## begin

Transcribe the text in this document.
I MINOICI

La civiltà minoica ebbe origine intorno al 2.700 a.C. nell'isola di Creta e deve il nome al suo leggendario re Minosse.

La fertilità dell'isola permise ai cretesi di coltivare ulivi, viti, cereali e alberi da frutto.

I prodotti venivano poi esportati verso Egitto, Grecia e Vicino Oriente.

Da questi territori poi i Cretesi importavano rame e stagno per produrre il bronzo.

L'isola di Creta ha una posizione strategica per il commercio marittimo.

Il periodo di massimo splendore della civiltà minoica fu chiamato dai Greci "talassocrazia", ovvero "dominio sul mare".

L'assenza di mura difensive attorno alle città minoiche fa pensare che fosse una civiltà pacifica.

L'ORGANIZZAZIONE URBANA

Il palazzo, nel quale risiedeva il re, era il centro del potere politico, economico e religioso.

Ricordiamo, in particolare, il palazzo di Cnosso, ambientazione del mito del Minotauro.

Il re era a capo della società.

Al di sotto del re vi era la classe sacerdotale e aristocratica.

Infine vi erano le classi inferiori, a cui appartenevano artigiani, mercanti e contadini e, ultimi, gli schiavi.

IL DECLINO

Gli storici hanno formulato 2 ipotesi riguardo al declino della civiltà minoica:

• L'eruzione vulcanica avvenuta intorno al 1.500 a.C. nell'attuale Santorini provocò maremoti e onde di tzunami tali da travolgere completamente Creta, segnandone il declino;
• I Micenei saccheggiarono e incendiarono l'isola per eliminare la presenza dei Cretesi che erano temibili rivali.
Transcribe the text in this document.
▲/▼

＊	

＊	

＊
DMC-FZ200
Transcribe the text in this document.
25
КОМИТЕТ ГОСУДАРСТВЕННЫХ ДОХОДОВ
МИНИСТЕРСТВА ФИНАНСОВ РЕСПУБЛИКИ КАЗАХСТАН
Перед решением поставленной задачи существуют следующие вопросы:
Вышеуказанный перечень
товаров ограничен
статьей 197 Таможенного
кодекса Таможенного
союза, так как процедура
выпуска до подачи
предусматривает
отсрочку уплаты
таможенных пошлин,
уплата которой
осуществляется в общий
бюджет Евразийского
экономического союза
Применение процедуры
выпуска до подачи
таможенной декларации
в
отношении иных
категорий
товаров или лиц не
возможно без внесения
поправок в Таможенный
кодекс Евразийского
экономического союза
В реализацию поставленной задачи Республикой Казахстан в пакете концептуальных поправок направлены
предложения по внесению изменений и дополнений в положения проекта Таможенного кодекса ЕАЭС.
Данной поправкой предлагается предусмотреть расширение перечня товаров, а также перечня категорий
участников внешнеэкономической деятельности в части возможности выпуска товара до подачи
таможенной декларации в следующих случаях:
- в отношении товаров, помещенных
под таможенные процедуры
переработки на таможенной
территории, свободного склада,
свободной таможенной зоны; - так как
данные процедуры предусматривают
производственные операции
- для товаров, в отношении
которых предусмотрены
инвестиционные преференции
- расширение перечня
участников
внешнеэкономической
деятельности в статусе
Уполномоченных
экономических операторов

## end

Copy out the whole listing exactly.

▶ _SOLUTION FOR THIS EXERCISE_:
Transcribe the text in this document.
I MINOICI

La civiltà minoica ebbe origine intorno al 2.700 a.C. nell'isola di Creta e deve il nome al suo leggendario re Minosse.

La fertilità dell'isola permise ai cretesi di coltivare ulivi, viti, cereali e alberi da frutto.

I prodotti venivano poi esportati verso Egitto, Grecia e Vicino Oriente.

Da questi territori poi i Cretesi importavano rame e stagno per produrre il bronzo.

L'isola di Creta ha una posizione strategica per il commercio marittimo.

Il periodo di massimo splendore della civiltà minoica fu chiamato dai Greci "talassocrazia", ovvero "dominio sul mare".

L'assenza di mura difensive attorno alle città minoiche fa pensare che fosse una civiltà pacifica.

L'ORGANIZZAZIONE URBANA

Il palazzo, nel quale risiedeva il re, era il centro del potere politico, economico e religioso.

Ricordiamo, in particolare, il palazzo di Cnosso, ambientazione del mito del Minotauro.

Il re era a capo della società.

Al di sotto del re vi era la classe sacerdotale e aristocratica.

Infine vi erano le classi inferiori, a cui appartenevano artigiani, mercanti e contadini e, ultimi, gli schiavi.

IL DECLINO

Gli storici hanno formulato 2 ipotesi riguardo al declino della civiltà minoica:

• L'eruzione vulcanica avvenuta intorno al 1.500 a.C. nell'attuale Santorini provocò maremoti e onde di tzunami tali da travolgere completamente Creta, segnandone il declino;
• I Micenei saccheggiarono e incendiarono l'isola per eliminare la presenza dei Cretesi che erano temibili rivali.
Transcribe the text in this document.
▲/▼

＊	

＊	

＊
DMC-FZ200
Transcribe the text in this document.
25
КОМИТЕТ ГОСУДАРСТВЕННЫХ ДОХОДОВ
МИНИСТЕРСТВА ФИНАНСОВ РЕСПУБЛИКИ КАЗАХСТАН
Перед решением поставленной задачи существуют следующие вопросы:
Вышеуказанный перечень
товаров ограничен
статьей 197 Таможенного
кодекса Таможенного
союза, так как процедура
выпуска до подачи
предусматривает
отсрочку уплаты
таможенных пошлин,
уплата которой
осуществляется в общий
бюджет Евразийского
экономического союза
Применение процедуры
выпуска до подачи
таможенной декларации
в
отношении иных
категорий
товаров или лиц не
возможно без внесения
поправок в Таможенный
кодекс Евразийского
экономического союза
В реализацию поставленной задачи Республикой Казахстан в пакете концептуальных поправок направлены
предложения по внесению изменений и дополнений в положения проекта Таможенного кодекса ЕАЭС.
Данной поправкой предлагается предусмотреть расширение перечня товаров, а также перечня категорий
участников внешнеэкономической деятельности в части возможности выпуска товара до подачи
таможенной декларации в следующих случаях:
- в отношении товаров, помещенных
под таможенные процедуры
переработки на таможенной
территории, свободного склада,
свободной таможенной зоны; - так как
данные процедуры предусматривают
производственные операции
- для товаров, в отношении
которых предусмотрены
инвестиционные преференции
- расширение перечня
участников
внешнеэкономической
деятельности в статусе
Уполномоченных
экономических операторов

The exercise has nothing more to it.